(Stored records)
▬▬▬▬▬▬▬▬▬▬

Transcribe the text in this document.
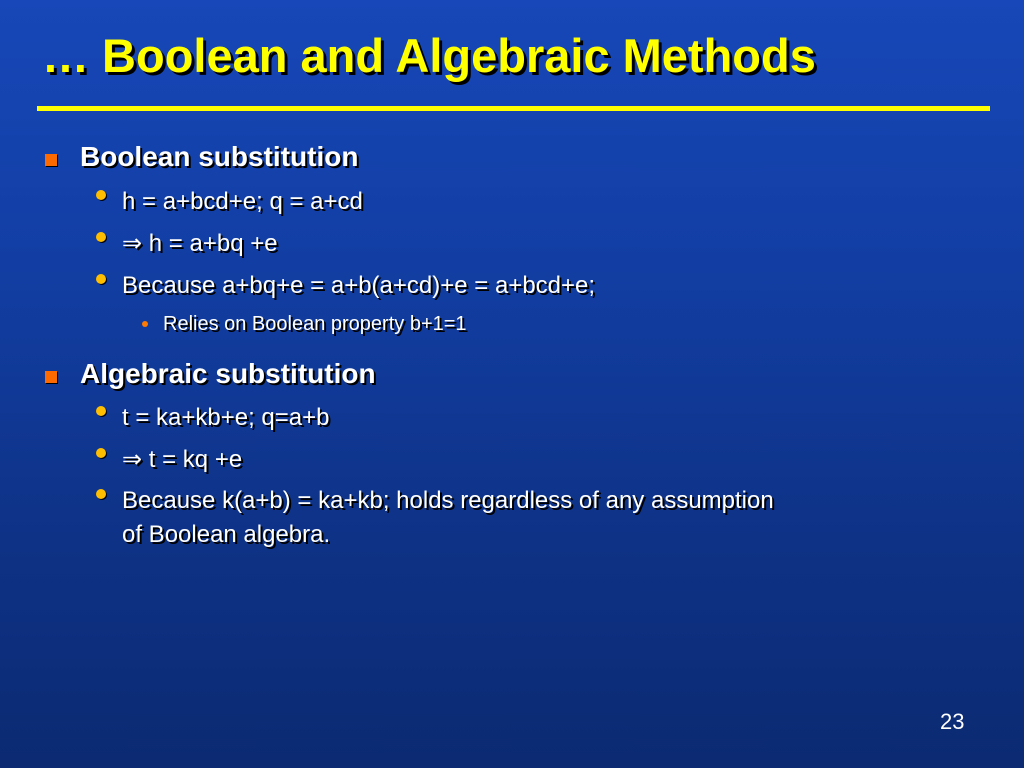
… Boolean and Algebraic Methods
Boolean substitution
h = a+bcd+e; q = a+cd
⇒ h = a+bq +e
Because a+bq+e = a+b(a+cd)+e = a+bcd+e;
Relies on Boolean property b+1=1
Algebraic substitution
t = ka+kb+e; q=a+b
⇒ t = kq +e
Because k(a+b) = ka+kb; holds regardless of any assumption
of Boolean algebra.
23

▬▬▬▬▬▬▬▬▬▬

Omit the pictures and output all of the other material exactly.

Transcribe the text in this document.
… Boolean and Algebraic Methods
Boolean substitution
h = a+bcd+e; q = a+cd
⇒ h = a+bq +e
Because a+bq+e = a+b(a+cd)+e = a+bcd+e;
Relies on Boolean property b+1=1
Algebraic substitution
t = ka+kb+e; q=a+b
⇒ t = kq +e
Because k(a+b) = ka+kb; holds regardless of any assumption
of Boolean algebra.
23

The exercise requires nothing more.